> [RECORDED DATA]
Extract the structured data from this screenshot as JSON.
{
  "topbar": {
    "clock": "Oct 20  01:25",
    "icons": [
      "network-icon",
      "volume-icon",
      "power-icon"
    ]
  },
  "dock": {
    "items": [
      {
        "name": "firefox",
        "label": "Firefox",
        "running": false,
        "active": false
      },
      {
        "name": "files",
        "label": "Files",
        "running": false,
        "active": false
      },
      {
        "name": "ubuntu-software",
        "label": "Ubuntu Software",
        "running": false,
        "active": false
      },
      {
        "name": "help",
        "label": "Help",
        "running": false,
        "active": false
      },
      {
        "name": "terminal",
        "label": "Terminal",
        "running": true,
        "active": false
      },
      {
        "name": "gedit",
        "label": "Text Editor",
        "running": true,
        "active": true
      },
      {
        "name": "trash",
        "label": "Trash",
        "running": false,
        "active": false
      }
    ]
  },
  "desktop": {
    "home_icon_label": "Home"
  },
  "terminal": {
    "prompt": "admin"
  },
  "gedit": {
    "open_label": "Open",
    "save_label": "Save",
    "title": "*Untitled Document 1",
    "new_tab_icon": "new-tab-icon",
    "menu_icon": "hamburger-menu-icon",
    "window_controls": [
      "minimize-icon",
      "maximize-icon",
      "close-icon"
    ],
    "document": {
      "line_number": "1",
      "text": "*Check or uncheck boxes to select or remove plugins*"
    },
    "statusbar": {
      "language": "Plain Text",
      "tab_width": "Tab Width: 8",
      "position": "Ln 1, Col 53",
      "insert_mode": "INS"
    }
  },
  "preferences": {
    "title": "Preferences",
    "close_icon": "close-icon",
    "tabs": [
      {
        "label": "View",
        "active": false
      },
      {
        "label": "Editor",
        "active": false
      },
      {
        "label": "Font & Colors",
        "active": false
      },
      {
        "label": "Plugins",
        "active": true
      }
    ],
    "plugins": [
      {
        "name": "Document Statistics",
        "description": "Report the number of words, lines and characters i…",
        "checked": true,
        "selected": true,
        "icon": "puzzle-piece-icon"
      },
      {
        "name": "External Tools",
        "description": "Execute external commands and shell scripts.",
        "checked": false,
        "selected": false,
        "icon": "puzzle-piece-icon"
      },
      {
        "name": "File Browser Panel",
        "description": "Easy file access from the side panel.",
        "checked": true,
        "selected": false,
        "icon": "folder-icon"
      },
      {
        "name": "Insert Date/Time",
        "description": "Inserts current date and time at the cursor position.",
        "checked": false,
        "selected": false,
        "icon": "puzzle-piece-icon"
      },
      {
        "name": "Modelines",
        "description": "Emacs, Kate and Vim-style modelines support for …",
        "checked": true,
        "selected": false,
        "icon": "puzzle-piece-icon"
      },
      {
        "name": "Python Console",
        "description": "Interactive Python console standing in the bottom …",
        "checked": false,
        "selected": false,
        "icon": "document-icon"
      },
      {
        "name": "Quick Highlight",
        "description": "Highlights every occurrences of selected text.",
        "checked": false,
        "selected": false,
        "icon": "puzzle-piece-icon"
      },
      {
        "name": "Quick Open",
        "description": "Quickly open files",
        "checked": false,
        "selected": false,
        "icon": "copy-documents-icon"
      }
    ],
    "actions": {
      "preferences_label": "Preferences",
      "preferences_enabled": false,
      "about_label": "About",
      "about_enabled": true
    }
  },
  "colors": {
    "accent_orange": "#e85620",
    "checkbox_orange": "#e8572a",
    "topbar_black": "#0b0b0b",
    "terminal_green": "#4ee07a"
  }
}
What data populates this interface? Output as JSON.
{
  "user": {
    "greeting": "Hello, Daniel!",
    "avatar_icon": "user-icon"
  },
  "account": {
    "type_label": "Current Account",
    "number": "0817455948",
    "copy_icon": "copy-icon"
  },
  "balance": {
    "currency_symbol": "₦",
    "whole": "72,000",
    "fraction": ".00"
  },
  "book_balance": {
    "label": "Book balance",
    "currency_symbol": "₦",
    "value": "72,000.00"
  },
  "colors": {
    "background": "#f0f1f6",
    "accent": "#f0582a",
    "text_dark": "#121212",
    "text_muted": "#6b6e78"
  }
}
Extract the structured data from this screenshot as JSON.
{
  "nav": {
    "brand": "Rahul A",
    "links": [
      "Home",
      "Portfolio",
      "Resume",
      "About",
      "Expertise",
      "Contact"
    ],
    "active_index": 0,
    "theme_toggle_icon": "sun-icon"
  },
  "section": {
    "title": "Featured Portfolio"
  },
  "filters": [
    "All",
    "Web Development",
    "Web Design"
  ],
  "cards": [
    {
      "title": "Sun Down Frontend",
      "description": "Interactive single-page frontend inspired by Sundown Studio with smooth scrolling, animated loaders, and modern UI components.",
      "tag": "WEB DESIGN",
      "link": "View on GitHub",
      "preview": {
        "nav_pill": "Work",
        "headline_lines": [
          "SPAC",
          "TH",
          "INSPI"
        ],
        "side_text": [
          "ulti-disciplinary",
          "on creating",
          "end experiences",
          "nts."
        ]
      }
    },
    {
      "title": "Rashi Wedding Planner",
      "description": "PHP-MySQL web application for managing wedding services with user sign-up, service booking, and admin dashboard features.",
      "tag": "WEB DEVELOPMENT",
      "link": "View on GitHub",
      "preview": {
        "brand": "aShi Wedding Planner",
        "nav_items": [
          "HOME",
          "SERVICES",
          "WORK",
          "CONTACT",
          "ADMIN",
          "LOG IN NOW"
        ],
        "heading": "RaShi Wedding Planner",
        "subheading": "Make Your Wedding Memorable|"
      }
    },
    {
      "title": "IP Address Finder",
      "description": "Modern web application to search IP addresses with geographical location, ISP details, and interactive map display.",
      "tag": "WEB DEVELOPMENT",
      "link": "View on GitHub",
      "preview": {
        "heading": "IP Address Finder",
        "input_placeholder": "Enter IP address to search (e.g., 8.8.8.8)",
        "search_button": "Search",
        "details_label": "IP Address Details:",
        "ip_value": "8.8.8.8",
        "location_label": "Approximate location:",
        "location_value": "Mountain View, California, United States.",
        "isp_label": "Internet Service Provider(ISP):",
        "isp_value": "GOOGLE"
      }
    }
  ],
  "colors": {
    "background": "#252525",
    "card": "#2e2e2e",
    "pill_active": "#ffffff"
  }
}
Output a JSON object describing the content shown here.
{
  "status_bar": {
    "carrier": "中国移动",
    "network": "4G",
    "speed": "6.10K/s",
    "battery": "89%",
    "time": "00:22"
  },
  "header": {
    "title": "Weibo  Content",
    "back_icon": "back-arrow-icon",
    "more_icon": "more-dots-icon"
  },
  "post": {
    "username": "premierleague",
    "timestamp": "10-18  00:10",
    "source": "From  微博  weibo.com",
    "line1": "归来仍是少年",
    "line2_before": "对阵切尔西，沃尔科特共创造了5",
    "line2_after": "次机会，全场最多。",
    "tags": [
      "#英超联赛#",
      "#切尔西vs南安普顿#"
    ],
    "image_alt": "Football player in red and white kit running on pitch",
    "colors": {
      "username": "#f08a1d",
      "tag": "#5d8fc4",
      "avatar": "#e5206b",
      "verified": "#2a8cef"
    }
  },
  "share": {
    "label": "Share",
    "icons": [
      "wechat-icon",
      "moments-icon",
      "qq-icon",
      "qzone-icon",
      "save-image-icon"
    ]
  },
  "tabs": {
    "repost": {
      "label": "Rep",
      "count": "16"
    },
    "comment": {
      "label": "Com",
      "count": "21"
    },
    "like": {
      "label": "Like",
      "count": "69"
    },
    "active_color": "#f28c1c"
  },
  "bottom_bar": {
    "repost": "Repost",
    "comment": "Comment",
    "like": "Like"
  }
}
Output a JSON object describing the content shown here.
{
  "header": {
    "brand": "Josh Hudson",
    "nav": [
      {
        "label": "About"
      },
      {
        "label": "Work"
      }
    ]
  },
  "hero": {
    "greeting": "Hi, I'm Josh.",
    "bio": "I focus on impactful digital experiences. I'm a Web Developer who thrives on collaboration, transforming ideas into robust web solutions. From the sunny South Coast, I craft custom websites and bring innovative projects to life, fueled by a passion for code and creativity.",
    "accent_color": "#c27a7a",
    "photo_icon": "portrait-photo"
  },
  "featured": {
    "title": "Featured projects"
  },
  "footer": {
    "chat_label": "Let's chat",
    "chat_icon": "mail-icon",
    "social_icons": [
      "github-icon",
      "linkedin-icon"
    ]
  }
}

> [AIM OF THE EXERCISE]
Your answer should be a single number: the count of lines in the material above that contain "projects".

> [ANSWER TO THIS EXERCISE]
2